:: Data supplied
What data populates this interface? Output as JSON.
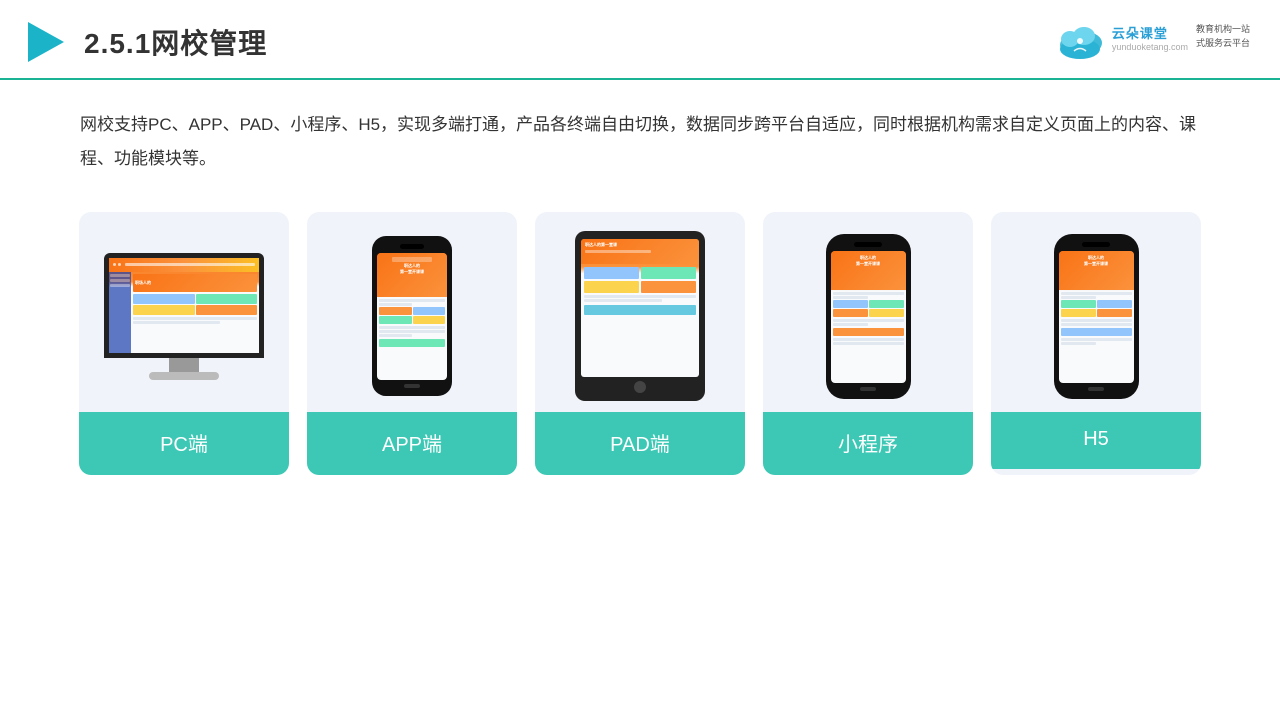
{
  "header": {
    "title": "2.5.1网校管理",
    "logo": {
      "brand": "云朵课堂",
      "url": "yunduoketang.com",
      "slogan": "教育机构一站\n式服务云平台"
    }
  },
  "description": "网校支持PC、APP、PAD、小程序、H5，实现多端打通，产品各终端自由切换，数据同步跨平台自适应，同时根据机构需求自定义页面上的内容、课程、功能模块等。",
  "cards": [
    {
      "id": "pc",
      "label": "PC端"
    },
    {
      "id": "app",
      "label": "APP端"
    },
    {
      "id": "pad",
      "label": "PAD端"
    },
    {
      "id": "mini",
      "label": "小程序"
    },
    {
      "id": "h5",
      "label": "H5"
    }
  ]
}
::::
:: Data supplied
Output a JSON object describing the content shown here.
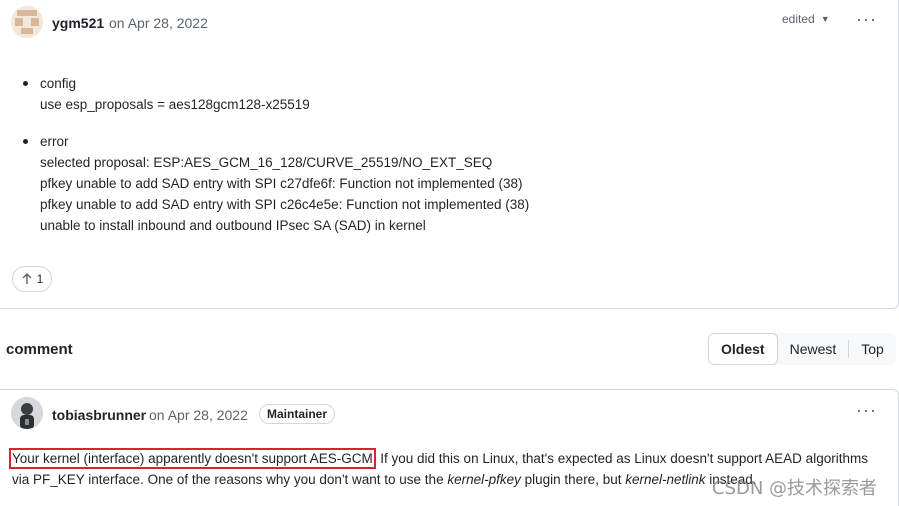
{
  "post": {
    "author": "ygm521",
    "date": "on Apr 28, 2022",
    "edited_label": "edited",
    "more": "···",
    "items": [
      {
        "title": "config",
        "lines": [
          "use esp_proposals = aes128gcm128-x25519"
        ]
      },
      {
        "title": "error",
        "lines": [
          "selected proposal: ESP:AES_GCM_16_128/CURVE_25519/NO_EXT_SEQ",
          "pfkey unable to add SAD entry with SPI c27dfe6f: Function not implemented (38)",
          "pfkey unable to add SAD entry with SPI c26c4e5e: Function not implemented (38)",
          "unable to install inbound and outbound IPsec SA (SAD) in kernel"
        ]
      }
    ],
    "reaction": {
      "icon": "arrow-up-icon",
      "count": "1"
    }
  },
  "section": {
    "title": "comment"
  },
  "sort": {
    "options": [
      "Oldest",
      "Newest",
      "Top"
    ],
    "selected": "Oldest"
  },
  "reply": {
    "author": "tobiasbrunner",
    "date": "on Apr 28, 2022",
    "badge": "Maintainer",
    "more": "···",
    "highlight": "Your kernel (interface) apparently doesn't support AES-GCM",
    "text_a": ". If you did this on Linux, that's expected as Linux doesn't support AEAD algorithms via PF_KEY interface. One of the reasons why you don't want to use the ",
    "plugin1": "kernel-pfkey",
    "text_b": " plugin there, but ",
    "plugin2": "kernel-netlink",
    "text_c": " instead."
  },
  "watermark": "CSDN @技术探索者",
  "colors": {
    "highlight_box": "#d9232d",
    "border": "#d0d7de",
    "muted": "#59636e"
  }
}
::::
Objective >> Working from the listing above, pick out every line that has "selected" and copy it.

Task solution >>
          "selected proposal: ESP:AES_GCM_16_128/CURVE_25519/NO_EXT_SEQ",
    "selected": "Oldest"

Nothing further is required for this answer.